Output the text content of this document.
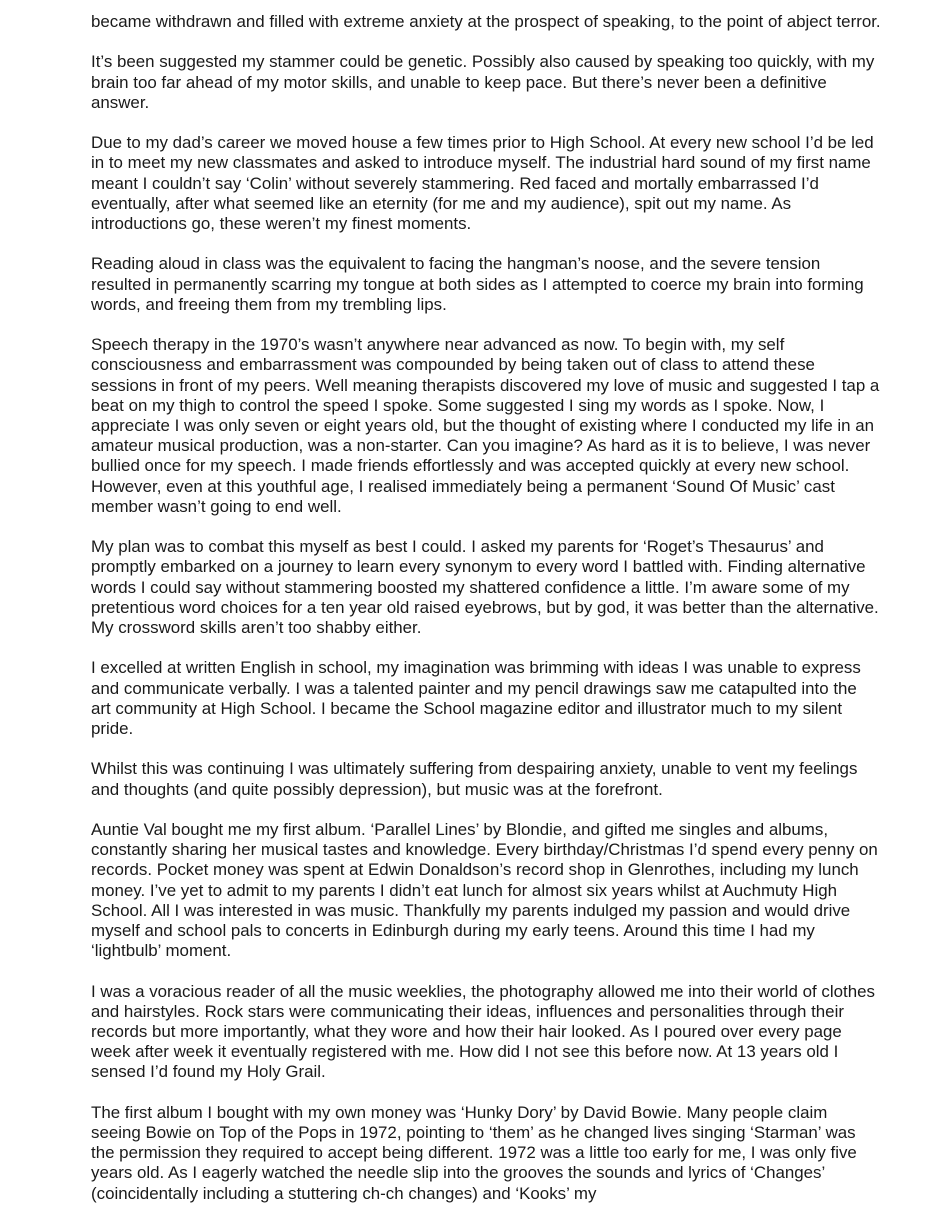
became withdrawn and filled with extreme anxiety at the prospect of speaking, to the point of abject terror.

It’s been suggested my stammer could be genetic. Possibly also caused by speaking too quickly, with my brain too far ahead of my motor skills, and unable to keep pace. But there’s never been a definitive answer.

Due to my dad’s career we moved house a few times prior to High School. At every new school I’d be led in to meet my new classmates and asked to introduce myself. The industrial hard sound of my first name meant I couldn’t say ‘Colin’ without severely stammering. Red faced and mortally embarrassed I’d eventually, after what seemed like an eternity (for me and my audience), spit out my name. As introductions go, these weren’t my finest moments.

Reading aloud in class was the equivalent to facing the hangman’s noose, and the severe tension resulted in permanently scarring my tongue at both sides as I attempted to coerce my brain into forming words, and freeing them from my trembling lips.

Speech therapy in the 1970’s wasn’t anywhere near advanced as now. To begin with, my self consciousness and embarrassment was compounded by being taken out of class to attend these sessions in front of my peers. Well meaning therapists discovered my love of music and suggested I tap a beat on my thigh to control the speed I spoke. Some suggested I sing my words as I spoke. Now, I appreciate I was only seven or eight years old, but the thought of existing where I conducted my life in an amateur musical production, was a non-starter. Can you imagine? As hard as it is to believe, I was never bullied once for my speech. I made friends effortlessly and was accepted quickly at every new school. However, even at this youthful age, I realised immediately being a permanent ‘Sound Of Music’ cast member wasn’t going to end well.

My plan was to combat this myself as best I could. I asked my parents for ‘Roget’s Thesaurus’ and promptly embarked on a journey to learn every synonym to every word I battled with. Finding alternative words I could say without stammering boosted my shattered confidence a little. I’m aware some of my pretentious word choices for a ten year old raised eyebrows, but by god, it was better than the alternative. My crossword skills aren’t too shabby either.

I excelled at written English in school, my imagination was brimming with ideas I was unable to express and communicate verbally. I was a talented painter and my pencil drawings saw me catapulted into the art community at High School. I became the School magazine editor and illustrator much to my silent pride.

Whilst this was continuing I was ultimately suffering from despairing anxiety, unable to vent my feelings and thoughts (and quite possibly depression), but music was at the forefront.

Auntie Val bought me my first album. ‘Parallel Lines’ by Blondie, and gifted me singles and albums, constantly sharing her musical tastes and knowledge. Every birthday/Christmas I’d spend every penny on records. Pocket money was spent at Edwin Donaldson’s record shop in Glenrothes, including my lunch money. I’ve yet to admit to my parents I didn’t eat lunch for almost six years whilst at Auchmuty High School. All I was interested in was music. Thankfully my parents indulged my passion and would drive myself and school pals to concerts in Edinburgh during my early teens. Around this time I had my ‘lightbulb’ moment.

I was a voracious reader of all the music weeklies, the photography allowed me into their world of clothes and hairstyles. Rock stars were communicating their ideas, influences and personalities through their records but more importantly, what they wore and how their hair looked. As I poured over every page week after week it eventually registered with me. How did I not see this before now. At 13 years old I sensed I’d found my Holy Grail.

The first album I bought with my own money was ‘Hunky Dory’ by David Bowie. Many people claim seeing Bowie on Top of the Pops in 1972, pointing to ‘them’ as he changed lives singing ‘Starman’ was the permission they required to accept being different. 1972 was a little too early for me, I was only five years old. As I eagerly watched the needle slip into the grooves the sounds and lyrics of ‘Changes’ (coincidentally including a stuttering ch-ch changes) and ‘Kooks’ my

_Request:_ Extract every line above containing the word "anxiety".

_Final answer:_
became withdrawn and filled with extreme anxiety at the prospect of speaking, to the point of abject terror.
Whilst this was continuing I was ultimately suffering from despairing anxiety, unable to vent my feelings and thoughts (and quite possibly depression), but music was at the forefront.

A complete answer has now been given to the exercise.